DATA PROVIDED:
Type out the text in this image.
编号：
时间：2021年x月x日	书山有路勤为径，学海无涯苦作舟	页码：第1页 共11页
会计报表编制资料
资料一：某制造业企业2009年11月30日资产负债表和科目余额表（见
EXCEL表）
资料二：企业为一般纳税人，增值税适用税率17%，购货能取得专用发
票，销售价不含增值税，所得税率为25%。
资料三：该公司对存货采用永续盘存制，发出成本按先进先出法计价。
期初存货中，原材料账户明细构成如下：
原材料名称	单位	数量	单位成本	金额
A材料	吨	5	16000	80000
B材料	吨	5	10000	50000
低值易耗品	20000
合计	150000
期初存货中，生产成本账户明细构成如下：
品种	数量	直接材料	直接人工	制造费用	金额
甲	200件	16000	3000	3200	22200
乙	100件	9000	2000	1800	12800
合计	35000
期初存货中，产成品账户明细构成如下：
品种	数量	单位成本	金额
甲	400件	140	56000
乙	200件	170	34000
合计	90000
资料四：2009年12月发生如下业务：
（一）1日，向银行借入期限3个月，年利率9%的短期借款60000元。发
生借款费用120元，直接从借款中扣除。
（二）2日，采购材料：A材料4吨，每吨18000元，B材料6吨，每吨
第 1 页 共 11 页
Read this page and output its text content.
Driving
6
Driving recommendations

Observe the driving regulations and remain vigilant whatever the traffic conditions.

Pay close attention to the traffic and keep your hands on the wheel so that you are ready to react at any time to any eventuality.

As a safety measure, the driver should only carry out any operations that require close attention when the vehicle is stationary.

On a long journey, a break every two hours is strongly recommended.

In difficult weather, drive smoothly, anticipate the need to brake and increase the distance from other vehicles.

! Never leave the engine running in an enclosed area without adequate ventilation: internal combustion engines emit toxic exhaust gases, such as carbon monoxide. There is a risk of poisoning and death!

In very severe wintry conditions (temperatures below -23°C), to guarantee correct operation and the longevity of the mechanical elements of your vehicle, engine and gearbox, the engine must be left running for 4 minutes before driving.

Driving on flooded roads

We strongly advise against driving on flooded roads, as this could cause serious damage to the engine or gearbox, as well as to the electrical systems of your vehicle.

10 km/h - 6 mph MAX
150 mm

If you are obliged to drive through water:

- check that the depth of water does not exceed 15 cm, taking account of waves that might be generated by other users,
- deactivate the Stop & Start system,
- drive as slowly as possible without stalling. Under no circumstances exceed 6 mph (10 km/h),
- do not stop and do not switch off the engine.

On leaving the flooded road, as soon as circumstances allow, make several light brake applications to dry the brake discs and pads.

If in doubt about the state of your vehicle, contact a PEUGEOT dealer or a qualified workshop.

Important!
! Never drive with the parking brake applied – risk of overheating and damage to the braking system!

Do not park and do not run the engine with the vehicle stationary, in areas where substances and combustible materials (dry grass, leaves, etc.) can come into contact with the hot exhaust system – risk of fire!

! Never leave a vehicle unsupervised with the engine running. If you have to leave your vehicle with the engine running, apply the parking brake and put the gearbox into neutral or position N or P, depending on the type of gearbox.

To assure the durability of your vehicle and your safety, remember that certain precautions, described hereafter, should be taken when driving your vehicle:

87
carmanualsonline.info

GOAL:
Above are the records; retype every one exactly.

WRITTEN SOLUTION:
Type out the text in this image.
编号：
时间：2021年x月x日	书山有路勤为径，学海无涯苦作舟	页码：第1页 共11页
会计报表编制资料
资料一：某制造业企业2009年11月30日资产负债表和科目余额表（见
EXCEL表）
资料二：企业为一般纳税人，增值税适用税率17%，购货能取得专用发
票，销售价不含增值税，所得税率为25%。
资料三：该公司对存货采用永续盘存制，发出成本按先进先出法计价。
期初存货中，原材料账户明细构成如下：
原材料名称	单位	数量	单位成本	金额
A材料	吨	5	16000	80000
B材料	吨	5	10000	50000
低值易耗品	20000
合计	150000
期初存货中，生产成本账户明细构成如下：
品种	数量	直接材料	直接人工	制造费用	金额
甲	200件	16000	3000	3200	22200
乙	100件	9000	2000	1800	12800
合计	35000
期初存货中，产成品账户明细构成如下：
品种	数量	单位成本	金额
甲	400件	140	56000
乙	200件	170	34000
合计	90000
资料四：2009年12月发生如下业务：
（一）1日，向银行借入期限3个月，年利率9%的短期借款60000元。发
生借款费用120元，直接从借款中扣除。
（二）2日，采购材料：A材料4吨，每吨18000元，B材料6吨，每吨
第 1 页 共 11 页
Read this page and output its text content.
Driving
6
Driving recommendations

Observe the driving regulations and remain vigilant whatever the traffic conditions.

Pay close attention to the traffic and keep your hands on the wheel so that you are ready to react at any time to any eventuality.

As a safety measure, the driver should only carry out any operations that require close attention when the vehicle is stationary.

On a long journey, a break every two hours is strongly recommended.

In difficult weather, drive smoothly, anticipate the need to brake and increase the distance from other vehicles.

! Never leave the engine running in an enclosed area without adequate ventilation: internal combustion engines emit toxic exhaust gases, such as carbon monoxide. There is a risk of poisoning and death!

In very severe wintry conditions (temperatures below -23°C), to guarantee correct operation and the longevity of the mechanical elements of your vehicle, engine and gearbox, the engine must be left running for 4 minutes before driving.

Driving on flooded roads

We strongly advise against driving on flooded roads, as this could cause serious damage to the engine or gearbox, as well as to the electrical systems of your vehicle.

10 km/h - 6 mph MAX
150 mm

If you are obliged to drive through water:

- check that the depth of water does not exceed 15 cm, taking account of waves that might be generated by other users,
- deactivate the Stop & Start system,
- drive as slowly as possible without stalling. Under no circumstances exceed 6 mph (10 km/h),
- do not stop and do not switch off the engine.

On leaving the flooded road, as soon as circumstances allow, make several light brake applications to dry the brake discs and pads.

If in doubt about the state of your vehicle, contact a PEUGEOT dealer or a qualified workshop.

Important!
! Never drive with the parking brake applied – risk of overheating and damage to the braking system!

Do not park and do not run the engine with the vehicle stationary, in areas where substances and combustible materials (dry grass, leaves, etc.) can come into contact with the hot exhaust system – risk of fire!

! Never leave a vehicle unsupervised with the engine running. If you have to leave your vehicle with the engine running, apply the parking brake and put the gearbox into neutral or position N or P, depending on the type of gearbox.

To assure the durability of your vehicle and your safety, remember that certain precautions, described hereafter, should be taken when driving your vehicle:

87
carmanualsonline.info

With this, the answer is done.